> _What you are asked to do_
Below is a block of records. Copy every line in it that contains the word "type".

> _Data for the task_
○ ○ ○ ○
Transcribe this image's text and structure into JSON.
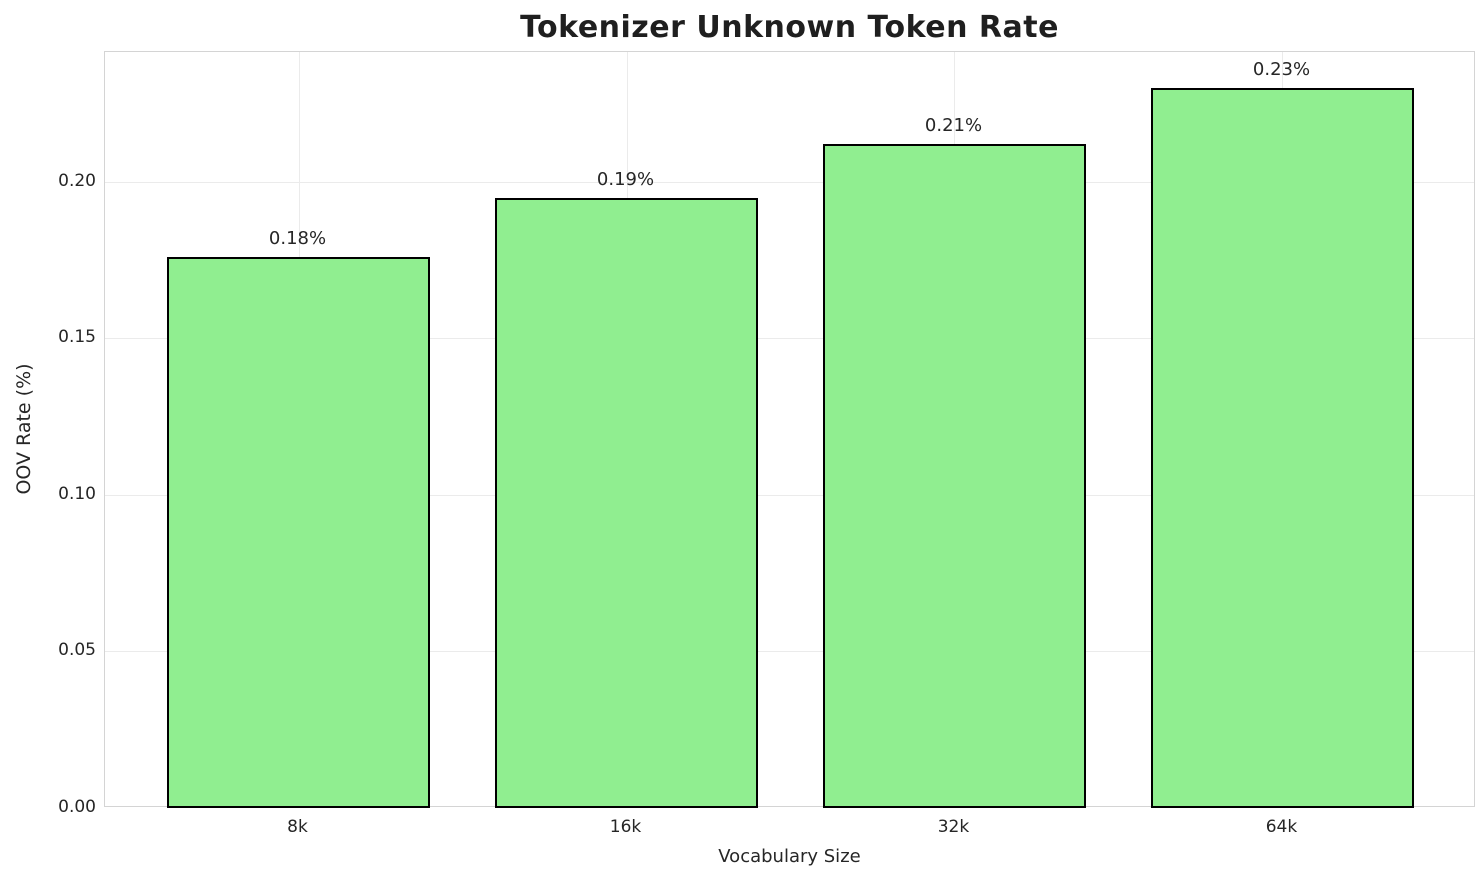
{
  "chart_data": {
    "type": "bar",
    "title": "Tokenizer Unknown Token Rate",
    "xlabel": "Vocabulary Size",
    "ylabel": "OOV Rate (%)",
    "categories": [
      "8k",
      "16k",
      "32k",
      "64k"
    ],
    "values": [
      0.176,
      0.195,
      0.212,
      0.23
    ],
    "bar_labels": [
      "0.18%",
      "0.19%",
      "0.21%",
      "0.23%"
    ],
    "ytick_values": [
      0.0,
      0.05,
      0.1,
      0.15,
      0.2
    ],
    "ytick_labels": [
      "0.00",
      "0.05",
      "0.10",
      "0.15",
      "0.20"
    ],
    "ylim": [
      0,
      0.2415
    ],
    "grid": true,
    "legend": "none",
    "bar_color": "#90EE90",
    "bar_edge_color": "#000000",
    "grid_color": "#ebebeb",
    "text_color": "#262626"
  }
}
○ ○ ○ ○
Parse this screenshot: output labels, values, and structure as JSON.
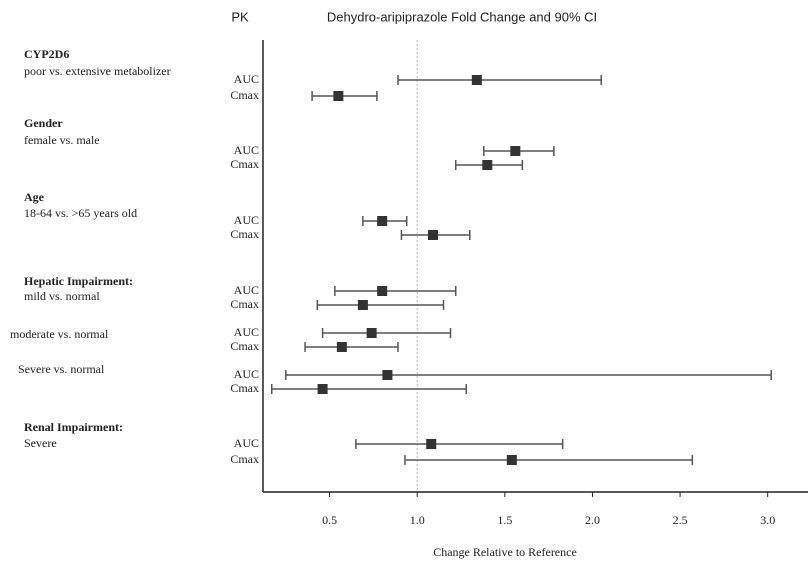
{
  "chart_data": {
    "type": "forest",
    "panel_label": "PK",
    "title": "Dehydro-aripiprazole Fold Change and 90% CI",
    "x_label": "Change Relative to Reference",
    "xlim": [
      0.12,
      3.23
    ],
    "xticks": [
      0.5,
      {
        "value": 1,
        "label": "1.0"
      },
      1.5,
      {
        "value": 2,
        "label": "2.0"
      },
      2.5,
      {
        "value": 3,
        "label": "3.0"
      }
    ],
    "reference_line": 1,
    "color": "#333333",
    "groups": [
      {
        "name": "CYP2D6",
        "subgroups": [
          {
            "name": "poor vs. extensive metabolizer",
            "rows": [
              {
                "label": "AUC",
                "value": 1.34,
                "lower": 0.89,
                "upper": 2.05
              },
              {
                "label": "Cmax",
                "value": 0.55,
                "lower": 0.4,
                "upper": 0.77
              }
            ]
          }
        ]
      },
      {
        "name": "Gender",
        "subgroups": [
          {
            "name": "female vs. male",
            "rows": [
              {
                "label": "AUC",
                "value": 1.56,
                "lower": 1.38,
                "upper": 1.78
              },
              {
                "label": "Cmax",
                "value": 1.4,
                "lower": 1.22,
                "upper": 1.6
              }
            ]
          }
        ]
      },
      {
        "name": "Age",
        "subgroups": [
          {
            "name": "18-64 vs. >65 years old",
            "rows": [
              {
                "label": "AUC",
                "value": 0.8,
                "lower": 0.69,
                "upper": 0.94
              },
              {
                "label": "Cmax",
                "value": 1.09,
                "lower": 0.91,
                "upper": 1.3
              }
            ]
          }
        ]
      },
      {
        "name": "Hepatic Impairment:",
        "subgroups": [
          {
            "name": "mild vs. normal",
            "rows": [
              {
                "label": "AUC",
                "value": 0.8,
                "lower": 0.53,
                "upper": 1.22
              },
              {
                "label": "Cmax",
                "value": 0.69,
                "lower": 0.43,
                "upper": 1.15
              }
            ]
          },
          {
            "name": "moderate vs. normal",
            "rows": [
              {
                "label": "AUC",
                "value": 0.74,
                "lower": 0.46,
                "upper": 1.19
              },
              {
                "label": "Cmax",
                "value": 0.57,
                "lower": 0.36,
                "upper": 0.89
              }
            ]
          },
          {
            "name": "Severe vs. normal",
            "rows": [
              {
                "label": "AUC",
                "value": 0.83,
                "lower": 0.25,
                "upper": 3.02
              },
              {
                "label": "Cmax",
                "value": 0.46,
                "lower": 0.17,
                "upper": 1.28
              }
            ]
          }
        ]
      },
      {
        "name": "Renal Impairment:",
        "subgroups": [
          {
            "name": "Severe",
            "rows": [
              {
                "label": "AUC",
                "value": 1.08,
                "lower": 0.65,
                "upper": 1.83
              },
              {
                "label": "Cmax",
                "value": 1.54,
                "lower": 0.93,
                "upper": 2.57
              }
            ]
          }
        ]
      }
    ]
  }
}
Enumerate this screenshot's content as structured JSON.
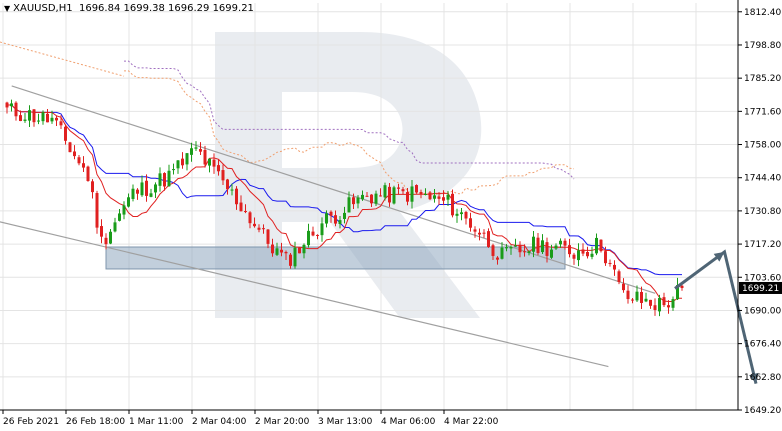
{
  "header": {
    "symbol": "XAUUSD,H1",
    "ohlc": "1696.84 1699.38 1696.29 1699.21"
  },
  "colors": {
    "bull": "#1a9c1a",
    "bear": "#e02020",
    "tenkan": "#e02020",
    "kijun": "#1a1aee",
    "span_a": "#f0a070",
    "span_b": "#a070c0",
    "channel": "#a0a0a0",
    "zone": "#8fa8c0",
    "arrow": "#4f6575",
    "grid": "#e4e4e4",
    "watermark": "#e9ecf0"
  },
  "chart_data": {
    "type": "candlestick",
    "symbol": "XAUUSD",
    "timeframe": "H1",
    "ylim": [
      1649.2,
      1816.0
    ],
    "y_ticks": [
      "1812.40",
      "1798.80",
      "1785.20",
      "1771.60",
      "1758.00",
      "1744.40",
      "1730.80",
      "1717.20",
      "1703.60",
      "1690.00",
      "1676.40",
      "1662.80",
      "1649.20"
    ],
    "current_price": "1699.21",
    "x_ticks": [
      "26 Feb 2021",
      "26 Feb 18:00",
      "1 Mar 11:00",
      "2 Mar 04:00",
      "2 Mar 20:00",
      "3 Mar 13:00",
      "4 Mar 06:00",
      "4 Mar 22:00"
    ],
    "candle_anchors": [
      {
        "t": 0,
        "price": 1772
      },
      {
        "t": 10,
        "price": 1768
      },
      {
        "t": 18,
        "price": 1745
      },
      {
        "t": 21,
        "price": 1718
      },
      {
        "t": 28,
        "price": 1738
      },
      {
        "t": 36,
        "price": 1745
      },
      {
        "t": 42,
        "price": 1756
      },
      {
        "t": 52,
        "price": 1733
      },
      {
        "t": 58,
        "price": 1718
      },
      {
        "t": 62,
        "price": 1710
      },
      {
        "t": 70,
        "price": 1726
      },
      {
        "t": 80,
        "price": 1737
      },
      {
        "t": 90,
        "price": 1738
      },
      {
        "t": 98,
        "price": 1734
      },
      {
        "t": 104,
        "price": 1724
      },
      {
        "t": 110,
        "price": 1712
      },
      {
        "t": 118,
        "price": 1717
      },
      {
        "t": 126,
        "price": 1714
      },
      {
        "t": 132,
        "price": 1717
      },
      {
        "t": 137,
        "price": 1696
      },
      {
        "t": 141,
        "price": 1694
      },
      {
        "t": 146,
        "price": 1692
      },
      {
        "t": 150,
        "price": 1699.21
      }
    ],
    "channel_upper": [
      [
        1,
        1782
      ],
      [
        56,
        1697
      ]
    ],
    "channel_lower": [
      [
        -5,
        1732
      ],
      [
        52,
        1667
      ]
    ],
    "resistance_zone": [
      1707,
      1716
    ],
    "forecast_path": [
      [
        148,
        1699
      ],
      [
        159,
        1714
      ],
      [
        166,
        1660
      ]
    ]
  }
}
○ ○ ○ ○
> _Solution to the problem_
    "type": "bar",
    "type": "forest",
    "type": "candlestick",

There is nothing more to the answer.